PROVIDED INFORMATION:
+--
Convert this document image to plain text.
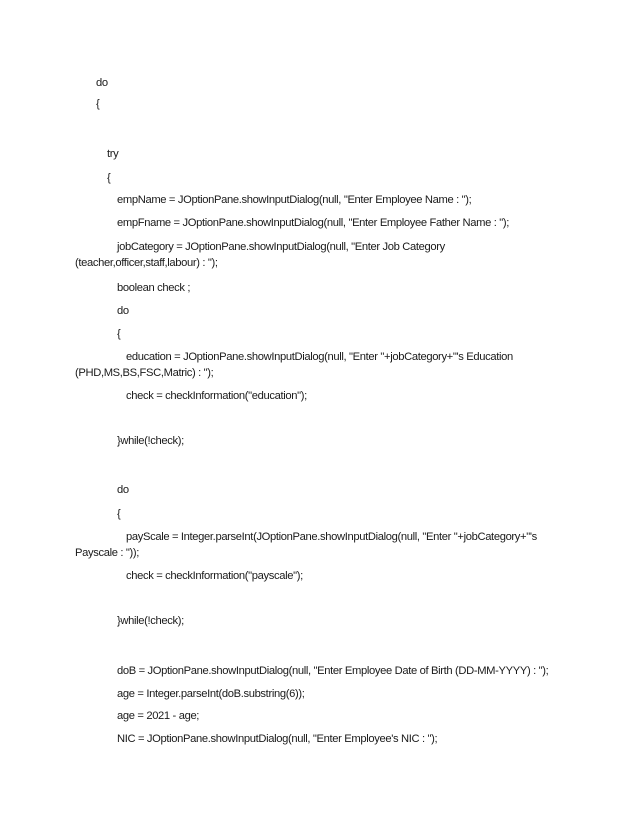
do
{
try
{
empName = JOptionPane.showInputDialog(null, "Enter Employee Name : ");
empFname = JOptionPane.showInputDialog(null, "Enter Employee Father Name : ");
jobCategory = JOptionPane.showInputDialog(null, "Enter Job Category
(teacher,officer,staff,labour) : ");
boolean check ;
do
{
education = JOptionPane.showInputDialog(null, "Enter "+jobCategory+"'s Education
(PHD,MS,BS,FSC,Matric) : ");
check = checkInformation("education");
}while(!check);
do
{
payScale = Integer.parseInt(JOptionPane.showInputDialog(null, "Enter "+jobCategory+"'s
Payscale : "));
check = checkInformation("payscale");
}while(!check);
doB = JOptionPane.showInputDialog(null, "Enter Employee Date of Birth (DD-MM-YYYY) : ");
age = Integer.parseInt(doB.substring(6));
age = 2021 - age;
NIC = JOptionPane.showInputDialog(null, "Enter Employee's NIC : ");
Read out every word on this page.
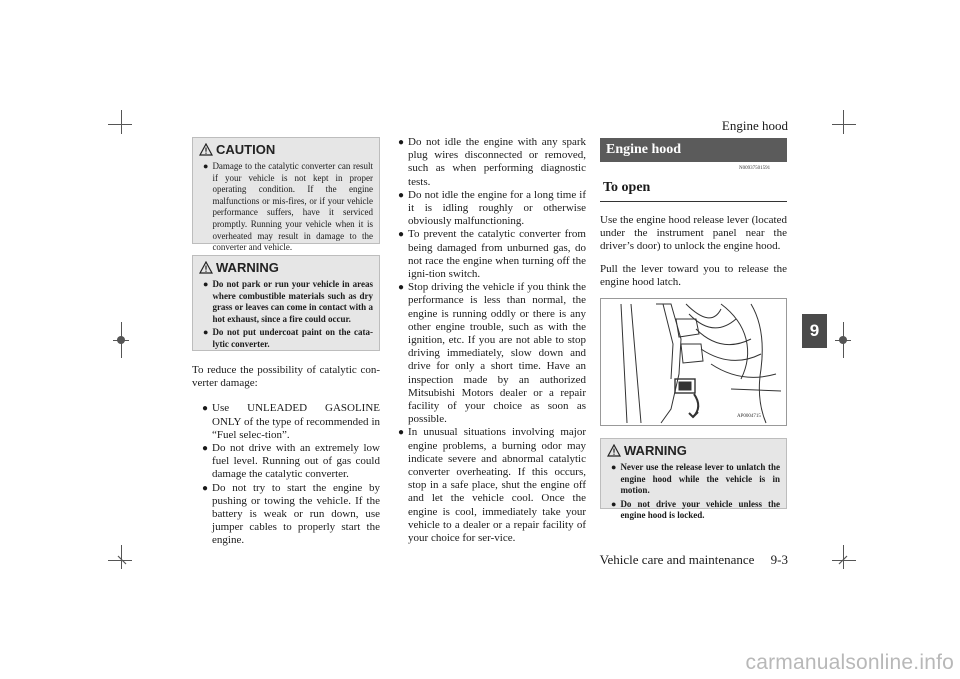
Engine hood
Vehicle care and maintenance 9-3
9
CAUTION
● Damage to the catalytic converter can result if your vehicle is not kept in proper operating condition. If the engine malfunctions or mis-fires, or if your vehicle performance suffers, have it serviced promptly. Running your vehicle when it is overheated may result in damage to the converter and vehicle.
WARNING
● Do not park or run your vehicle in areas where combustible materials such as dry grass or leaves can come in contact with a hot exhaust, since a fire could occur.
● Do not put undercoat paint on the cata-lytic converter.
To reduce the possibility of catalytic con-verter damage:
● Use UNLEADED GASOLINE ONLY of the type of recommended in “Fuel selec-tion”.
● Do not drive with an extremely low fuel level. Running out of gas could damage the catalytic converter.
● Do not try to start the engine by pushing or towing the vehicle. If the battery is weak or run down, use jumper cables to properly start the engine.
● Do not idle the engine with any spark plug wires disconnected or removed, such as when performing diagnostic tests.
● Do not idle the engine for a long time if it is idling roughly or otherwise obviously malfunctioning.
● To prevent the catalytic converter from being damaged from unburned gas, do not race the engine when turning off the igni-tion switch.
● Stop driving the vehicle if you think the performance is less than normal, the engine is running oddly or there is any other engine trouble, such as with the ignition, etc. If you are not able to stop driving immediately, slow down and drive for only a short time. Have an inspection made by an authorized Mitsubishi Motors dealer or a repair facility of your choice as soon as possible.
● In unusual situations involving major engine problems, a burning odor may indicate severe and abnormal catalytic converter overheating. If this occurs, stop in a safe place, shut the engine off and let the vehicle cool. Once the engine is cool, immediately take your vehicle to a dealer or a repair facility of your choice for ser-vice.
Engine hood
N00937501591
To open
Use the engine hood release lever (located under the instrument panel near the driver’s door) to unlock the engine hood.
Pull the lever toward you to release the engine hood latch.
AP0004715
WARNING
● Never use the release lever to unlatch the engine hood while the vehicle is in motion.
● Do not drive your vehicle unless the engine hood is locked.
carmanualsonline.info
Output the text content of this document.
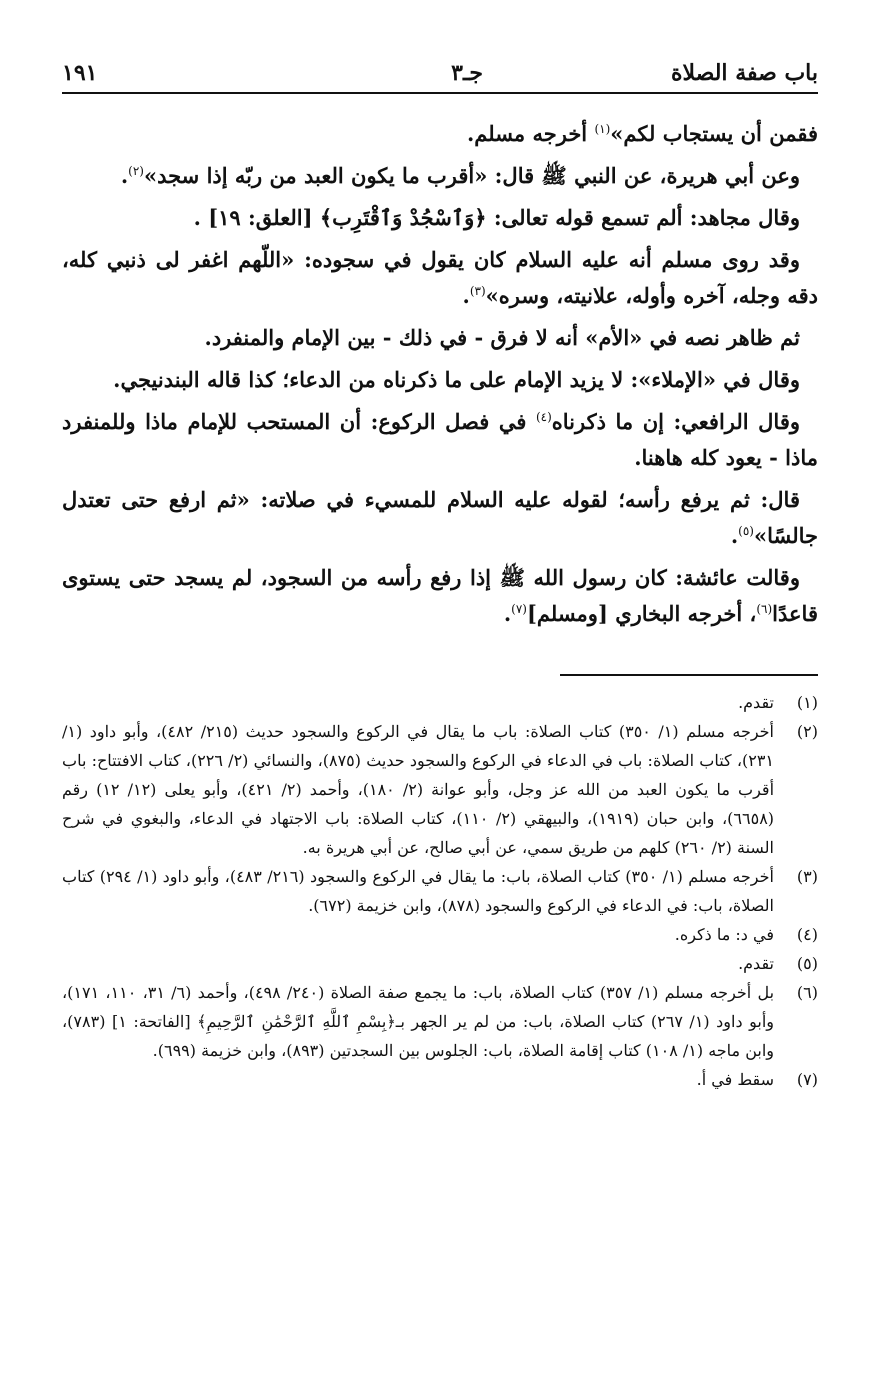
باب صفة الصلاة
جـ٣
١٩١

فقمن أن يستجاب لكم»$^{(١)}$ أخرجه مسلم.

وعن أبي هريرة، عن النبي ﷺ قال: «أقرب ما يكون العبد من ربّه إذا سجد»$^{(٢)}$.

وقال مجاهد: ألم تسمع قوله تعالى: ﴿وَٱسْجُدْ وَٱقْتَرِب﴾ [العلق: ١٩] .

وقد روى مسلم أنه عليه السلام كان يقول في سجوده: «اللّهم اغفر لى ذنبي كله، دقه وجله، آخره وأوله، علانيته، وسره»$^{(٣)}$.

ثم ظاهر نصه في «الأم» أنه لا فرق - في ذلك - بين الإمام والمنفرد.

وقال في «الإملاء»: لا يزيد الإمام على ما ذكرناه من الدعاء؛ كذا قاله البندنيجي.

وقال الرافعي: إن ما ذكرناه$^{(٤)}$ في فصل الركوع: أن المستحب للإمام ماذا وللمنفرد ماذا - يعود كله هاهنا.

قال: ثم يرفع رأسه؛ لقوله عليه السلام للمسيء في صلاته: «ثم ارفع حتى تعتدل جالسًا»$^{(٥)}$.

وقالت عائشة: كان رسول الله ﷺ إذا رفع رأسه من السجود، لم يسجد حتى يستوى قاعدًا$^{(٦)}$، أخرجه البخاري [ومسلم]$^{(٧)}$.

(١)
تقدم.
(٢)
أخرجه مسلم (١/ ٣٥٠) كتاب الصلاة: باب ما يقال في الركوع والسجود حديث (٢١٥/ ٤٨٢)، وأبو داود (١/ ٢٣١)، كتاب الصلاة: باب في الدعاء في الركوع والسجود حديث (٨٧٥)، والنسائي (٢/ ٢٢٦)، كتاب الافتتاح: باب أقرب ما يكون العبد من الله عز وجل، وأبو عوانة (٢/ ١٨٠)، وأحمد (٢/ ٤٢١)، وأبو يعلى (١٢/ ١٢) رقم (٦٦٥٨)، وابن حبان (١٩١٩)، والبيهقي (٢/ ١١٠)، كتاب الصلاة: باب الاجتهاد في الدعاء، والبغوي في شرح السنة (٢/ ٢٦٠) كلهم من طريق سمي، عن أبي صالح، عن أبي هريرة به.
(٣)
أخرجه مسلم (١/ ٣٥٠) كتاب الصلاة، باب: ما يقال في الركوع والسجود (٢١٦/ ٤٨٣)، وأبو داود (١/ ٢٩٤) كتاب الصلاة، باب: في الدعاء في الركوع والسجود (٨٧٨)، وابن خزيمة (٦٧٢).
(٤)
في د: ما ذكره.
(٥)
تقدم.
(٦)
بل أخرجه مسلم (١/ ٣٥٧) كتاب الصلاة، باب: ما يجمع صفة الصلاة (٢٤٠/ ٤٩٨)، وأحمد (٦/ ٣١، ١١٠، ١٧١)، وأبو داود (١/ ٢٦٧) كتاب الصلاة، باب: من لم ير الجهر بـ﴿بِسْمِ ٱللَّهِ ٱلرَّحْمَٰنِ ٱلرَّحِيمِ﴾ [الفاتحة: ١] (٧٨٣)، وابن ماجه (١/ ١٠٨) كتاب إقامة الصلاة، باب: الجلوس بين السجدتين (٨٩٣)، وابن خزيمة (٦٩٩).
(٧)
سقط في أ.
+--
WHAT TO DO: Write the records out again in full, exactly, and skip every picture.

THE RESPONSE:
Convert this document image to plain text.
do
{
try
{
empName = JOptionPane.showInputDialog(null, "Enter Employee Name : ");
empFname = JOptionPane.showInputDialog(null, "Enter Employee Father Name : ");
jobCategory = JOptionPane.showInputDialog(null, "Enter Job Category
(teacher,officer,staff,labour) : ");
boolean check ;
do
{
education = JOptionPane.showInputDialog(null, "Enter "+jobCategory+"'s Education
(PHD,MS,BS,FSC,Matric) : ");
check = checkInformation("education");
}while(!check);
do
{
payScale = Integer.parseInt(JOptionPane.showInputDialog(null, "Enter "+jobCategory+"'s
Payscale : "));
check = checkInformation("payscale");
}while(!check);
doB = JOptionPane.showInputDialog(null, "Enter Employee Date of Birth (DD-MM-YYYY) : ");
age = Integer.parseInt(doB.substring(6));
age = 2021 - age;
NIC = JOptionPane.showInputDialog(null, "Enter Employee's NIC : ");
Read out every word on this page.
Engine hood
Vehicle care and maintenance 9-3
9
CAUTION
● Damage to the catalytic converter can result if your vehicle is not kept in proper operating condition. If the engine malfunctions or mis-fires, or if your vehicle performance suffers, have it serviced promptly. Running your vehicle when it is overheated may result in damage to the converter and vehicle.
WARNING
● Do not park or run your vehicle in areas where combustible materials such as dry grass or leaves can come in contact with a hot exhaust, since a fire could occur.
● Do not put undercoat paint on the cata-lytic converter.
To reduce the possibility of catalytic con-verter damage:
● Use UNLEADED GASOLINE ONLY of the type of recommended in “Fuel selec-tion”.
● Do not drive with an extremely low fuel level. Running out of gas could damage the catalytic converter.
● Do not try to start the engine by pushing or towing the vehicle. If the battery is weak or run down, use jumper cables to properly start the engine.
● Do not idle the engine with any spark plug wires disconnected or removed, such as when performing diagnostic tests.
● Do not idle the engine for a long time if it is idling roughly or otherwise obviously malfunctioning.
● To prevent the catalytic converter from being damaged from unburned gas, do not race the engine when turning off the igni-tion switch.
● Stop driving the vehicle if you think the performance is less than normal, the engine is running oddly or there is any other engine trouble, such as with the ignition, etc. If you are not able to stop driving immediately, slow down and drive for only a short time. Have an inspection made by an authorized Mitsubishi Motors dealer or a repair facility of your choice as soon as possible.
● In unusual situations involving major engine problems, a burning odor may indicate severe and abnormal catalytic converter overheating. If this occurs, stop in a safe place, shut the engine off and let the vehicle cool. Once the engine is cool, immediately take your vehicle to a dealer or a repair facility of your choice for ser-vice.
Engine hood
N00937501591
To open
Use the engine hood release lever (located under the instrument panel near the driver’s door) to unlock the engine hood.
Pull the lever toward you to release the engine hood latch.
AP0004715
WARNING
● Never use the release lever to unlatch the engine hood while the vehicle is in motion.
● Do not drive your vehicle unless the engine hood is locked.
carmanualsonline.info
Output the text content of this document.
باب صفة الصلاة
جـ٣
١٩١

فقمن أن يستجاب لكم»$^{(١)}$ أخرجه مسلم.

وعن أبي هريرة، عن النبي ﷺ قال: «أقرب ما يكون العبد من ربّه إذا سجد»$^{(٢)}$.

وقال مجاهد: ألم تسمع قوله تعالى: ﴿وَٱسْجُدْ وَٱقْتَرِب﴾ [العلق: ١٩] .

وقد روى مسلم أنه عليه السلام كان يقول في سجوده: «اللّهم اغفر لى ذنبي كله، دقه وجله، آخره وأوله، علانيته، وسره»$^{(٣)}$.

ثم ظاهر نصه في «الأم» أنه لا فرق - في ذلك - بين الإمام والمنفرد.

وقال في «الإملاء»: لا يزيد الإمام على ما ذكرناه من الدعاء؛ كذا قاله البندنيجي.

وقال الرافعي: إن ما ذكرناه$^{(٤)}$ في فصل الركوع: أن المستحب للإمام ماذا وللمنفرد ماذا - يعود كله هاهنا.

قال: ثم يرفع رأسه؛ لقوله عليه السلام للمسيء في صلاته: «ثم ارفع حتى تعتدل جالسًا»$^{(٥)}$.

وقالت عائشة: كان رسول الله ﷺ إذا رفع رأسه من السجود، لم يسجد حتى يستوى قاعدًا$^{(٦)}$، أخرجه البخاري [ومسلم]$^{(٧)}$.

(١)
تقدم.
(٢)
أخرجه مسلم (١/ ٣٥٠) كتاب الصلاة: باب ما يقال في الركوع والسجود حديث (٢١٥/ ٤٨٢)، وأبو داود (١/ ٢٣١)، كتاب الصلاة: باب في الدعاء في الركوع والسجود حديث (٨٧٥)، والنسائي (٢/ ٢٢٦)، كتاب الافتتاح: باب أقرب ما يكون العبد من الله عز وجل، وأبو عوانة (٢/ ١٨٠)، وأحمد (٢/ ٤٢١)، وأبو يعلى (١٢/ ١٢) رقم (٦٦٥٨)، وابن حبان (١٩١٩)، والبيهقي (٢/ ١١٠)، كتاب الصلاة: باب الاجتهاد في الدعاء، والبغوي في شرح السنة (٢/ ٢٦٠) كلهم من طريق سمي، عن أبي صالح، عن أبي هريرة به.
(٣)
أخرجه مسلم (١/ ٣٥٠) كتاب الصلاة، باب: ما يقال في الركوع والسجود (٢١٦/ ٤٨٣)، وأبو داود (١/ ٢٩٤) كتاب الصلاة، باب: في الدعاء في الركوع والسجود (٨٧٨)، وابن خزيمة (٦٧٢).
(٤)
في د: ما ذكره.
(٥)
تقدم.
(٦)
بل أخرجه مسلم (١/ ٣٥٧) كتاب الصلاة، باب: ما يجمع صفة الصلاة (٢٤٠/ ٤٩٨)، وأحمد (٦/ ٣١، ١١٠، ١٧١)، وأبو داود (١/ ٢٦٧) كتاب الصلاة، باب: من لم ير الجهر بـ﴿بِسْمِ ٱللَّهِ ٱلرَّحْمَٰنِ ٱلرَّحِيمِ﴾ [الفاتحة: ١] (٧٨٣)، وابن ماجه (١/ ١٠٨) كتاب إقامة الصلاة، باب: الجلوس بين السجدتين (٨٩٣)، وابن خزيمة (٦٩٩).
(٧)
سقط في أ.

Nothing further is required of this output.